**REQUEST**
Every entry here needs to be repeated exactly.

---*---

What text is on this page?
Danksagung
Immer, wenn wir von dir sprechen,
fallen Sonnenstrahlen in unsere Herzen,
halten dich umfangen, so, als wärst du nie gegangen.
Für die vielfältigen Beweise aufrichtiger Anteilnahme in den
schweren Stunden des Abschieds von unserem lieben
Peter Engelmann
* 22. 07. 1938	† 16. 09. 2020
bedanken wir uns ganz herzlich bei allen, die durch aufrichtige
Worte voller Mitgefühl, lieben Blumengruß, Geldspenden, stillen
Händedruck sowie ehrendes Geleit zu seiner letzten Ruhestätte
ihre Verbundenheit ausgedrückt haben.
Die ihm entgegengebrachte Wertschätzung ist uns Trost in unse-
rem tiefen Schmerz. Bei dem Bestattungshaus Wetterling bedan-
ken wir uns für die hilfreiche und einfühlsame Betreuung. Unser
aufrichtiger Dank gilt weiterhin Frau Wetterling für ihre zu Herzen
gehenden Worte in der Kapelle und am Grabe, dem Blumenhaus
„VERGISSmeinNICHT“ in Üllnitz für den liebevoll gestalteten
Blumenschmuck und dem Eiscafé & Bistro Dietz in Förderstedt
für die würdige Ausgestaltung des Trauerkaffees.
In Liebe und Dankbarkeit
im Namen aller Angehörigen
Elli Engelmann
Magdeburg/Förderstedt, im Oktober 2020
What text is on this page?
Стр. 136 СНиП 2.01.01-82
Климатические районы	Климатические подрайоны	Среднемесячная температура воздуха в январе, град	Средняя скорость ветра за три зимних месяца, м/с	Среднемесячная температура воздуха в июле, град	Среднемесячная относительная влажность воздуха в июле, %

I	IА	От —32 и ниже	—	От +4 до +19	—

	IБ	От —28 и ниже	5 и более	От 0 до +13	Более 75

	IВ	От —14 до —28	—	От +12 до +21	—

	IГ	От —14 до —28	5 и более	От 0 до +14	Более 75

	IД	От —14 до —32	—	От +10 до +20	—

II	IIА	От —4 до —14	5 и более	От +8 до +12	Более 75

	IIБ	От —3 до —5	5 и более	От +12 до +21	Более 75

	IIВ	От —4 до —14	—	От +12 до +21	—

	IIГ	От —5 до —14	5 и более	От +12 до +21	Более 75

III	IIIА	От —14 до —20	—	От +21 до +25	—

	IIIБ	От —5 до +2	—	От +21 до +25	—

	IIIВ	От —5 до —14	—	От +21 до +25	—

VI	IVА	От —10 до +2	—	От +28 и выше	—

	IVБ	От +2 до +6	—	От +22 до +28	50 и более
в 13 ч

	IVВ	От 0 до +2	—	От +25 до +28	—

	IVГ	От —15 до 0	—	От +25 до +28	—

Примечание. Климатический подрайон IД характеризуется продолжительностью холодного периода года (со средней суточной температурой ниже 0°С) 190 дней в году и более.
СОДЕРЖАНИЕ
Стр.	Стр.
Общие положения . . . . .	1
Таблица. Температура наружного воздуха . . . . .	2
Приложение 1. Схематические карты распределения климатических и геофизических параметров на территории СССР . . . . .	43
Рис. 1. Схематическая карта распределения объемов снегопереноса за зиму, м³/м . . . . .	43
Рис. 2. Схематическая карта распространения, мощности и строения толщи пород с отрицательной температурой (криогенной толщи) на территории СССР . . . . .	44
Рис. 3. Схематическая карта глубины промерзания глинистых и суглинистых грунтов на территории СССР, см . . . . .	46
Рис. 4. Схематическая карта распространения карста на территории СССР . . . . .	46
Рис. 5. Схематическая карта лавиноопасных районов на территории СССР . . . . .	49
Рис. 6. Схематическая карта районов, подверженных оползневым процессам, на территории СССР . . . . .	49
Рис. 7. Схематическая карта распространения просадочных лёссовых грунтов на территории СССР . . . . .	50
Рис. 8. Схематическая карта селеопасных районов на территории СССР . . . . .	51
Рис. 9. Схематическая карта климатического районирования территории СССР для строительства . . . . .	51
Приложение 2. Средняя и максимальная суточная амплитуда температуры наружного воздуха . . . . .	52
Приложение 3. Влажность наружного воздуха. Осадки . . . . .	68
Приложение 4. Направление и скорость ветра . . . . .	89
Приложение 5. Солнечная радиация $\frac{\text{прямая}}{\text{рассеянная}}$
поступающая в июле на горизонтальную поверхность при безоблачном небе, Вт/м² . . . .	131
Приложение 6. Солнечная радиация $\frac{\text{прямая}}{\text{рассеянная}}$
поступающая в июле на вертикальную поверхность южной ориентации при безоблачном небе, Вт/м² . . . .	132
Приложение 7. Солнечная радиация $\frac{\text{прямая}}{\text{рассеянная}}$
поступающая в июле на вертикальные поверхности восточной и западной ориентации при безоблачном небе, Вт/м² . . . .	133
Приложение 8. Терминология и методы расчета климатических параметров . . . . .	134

---*---

**OUTPUT BELOW**
What text is on this page?
Danksagung
Immer, wenn wir von dir sprechen,
fallen Sonnenstrahlen in unsere Herzen,
halten dich umfangen, so, als wärst du nie gegangen.
Für die vielfältigen Beweise aufrichtiger Anteilnahme in den
schweren Stunden des Abschieds von unserem lieben
Peter Engelmann
* 22. 07. 1938	† 16. 09. 2020
bedanken wir uns ganz herzlich bei allen, die durch aufrichtige
Worte voller Mitgefühl, lieben Blumengruß, Geldspenden, stillen
Händedruck sowie ehrendes Geleit zu seiner letzten Ruhestätte
ihre Verbundenheit ausgedrückt haben.
Die ihm entgegengebrachte Wertschätzung ist uns Trost in unse-
rem tiefen Schmerz. Bei dem Bestattungshaus Wetterling bedan-
ken wir uns für die hilfreiche und einfühlsame Betreuung. Unser
aufrichtiger Dank gilt weiterhin Frau Wetterling für ihre zu Herzen
gehenden Worte in der Kapelle und am Grabe, dem Blumenhaus
„VERGISSmeinNICHT“ in Üllnitz für den liebevoll gestalteten
Blumenschmuck und dem Eiscafé & Bistro Dietz in Förderstedt
für die würdige Ausgestaltung des Trauerkaffees.
In Liebe und Dankbarkeit
im Namen aller Angehörigen
Elli Engelmann
Magdeburg/Förderstedt, im Oktober 2020
What text is on this page?
Стр. 136 СНиП 2.01.01-82
Климатические районы	Климатические подрайоны	Среднемесячная температура воздуха в январе, град	Средняя скорость ветра за три зимних месяца, м/с	Среднемесячная температура воздуха в июле, град	Среднемесячная относительная влажность воздуха в июле, %

I	IА	От —32 и ниже	—	От +4 до +19	—

	IБ	От —28 и ниже	5 и более	От 0 до +13	Более 75

	IВ	От —14 до —28	—	От +12 до +21	—

	IГ	От —14 до —28	5 и более	От 0 до +14	Более 75

	IД	От —14 до —32	—	От +10 до +20	—

II	IIА	От —4 до —14	5 и более	От +8 до +12	Более 75

	IIБ	От —3 до —5	5 и более	От +12 до +21	Более 75

	IIВ	От —4 до —14	—	От +12 до +21	—

	IIГ	От —5 до —14	5 и более	От +12 до +21	Более 75

III	IIIА	От —14 до —20	—	От +21 до +25	—

	IIIБ	От —5 до +2	—	От +21 до +25	—

	IIIВ	От —5 до —14	—	От +21 до +25	—

VI	IVА	От —10 до +2	—	От +28 и выше	—

	IVБ	От +2 до +6	—	От +22 до +28	50 и более
в 13 ч

	IVВ	От 0 до +2	—	От +25 до +28	—

	IVГ	От —15 до 0	—	От +25 до +28	—

Примечание. Климатический подрайон IД характеризуется продолжительностью холодного периода года (со средней суточной температурой ниже 0°С) 190 дней в году и более.
СОДЕРЖАНИЕ
Стр.	Стр.
Общие положения . . . . .	1
Таблица. Температура наружного воздуха . . . . .	2
Приложение 1. Схематические карты распределения климатических и геофизических параметров на территории СССР . . . . .	43
Рис. 1. Схематическая карта распределения объемов снегопереноса за зиму, м³/м . . . . .	43
Рис. 2. Схематическая карта распространения, мощности и строения толщи пород с отрицательной температурой (криогенной толщи) на территории СССР . . . . .	44
Рис. 3. Схематическая карта глубины промерзания глинистых и суглинистых грунтов на территории СССР, см . . . . .	46
Рис. 4. Схематическая карта распространения карста на территории СССР . . . . .	46
Рис. 5. Схематическая карта лавиноопасных районов на территории СССР . . . . .	49
Рис. 6. Схематическая карта районов, подверженных оползневым процессам, на территории СССР . . . . .	49
Рис. 7. Схематическая карта распространения просадочных лёссовых грунтов на территории СССР . . . . .	50
Рис. 8. Схематическая карта селеопасных районов на территории СССР . . . . .	51
Рис. 9. Схематическая карта климатического районирования территории СССР для строительства . . . . .	51
Приложение 2. Средняя и максимальная суточная амплитуда температуры наружного воздуха . . . . .	52
Приложение 3. Влажность наружного воздуха. Осадки . . . . .	68
Приложение 4. Направление и скорость ветра . . . . .	89
Приложение 5. Солнечная радиация $\frac{\text{прямая}}{\text{рассеянная}}$
поступающая в июле на горизонтальную поверхность при безоблачном небе, Вт/м² . . . .	131
Приложение 6. Солнечная радиация $\frac{\text{прямая}}{\text{рассеянная}}$
поступающая в июле на вертикальную поверхность южной ориентации при безоблачном небе, Вт/м² . . . .	132
Приложение 7. Солнечная радиация $\frac{\text{прямая}}{\text{рассеянная}}$
поступающая в июле на вертикальные поверхности восточной и западной ориентации при безоблачном небе, Вт/м² . . . .	133
Приложение 8. Терминология и методы расчета климатических параметров . . . . .	134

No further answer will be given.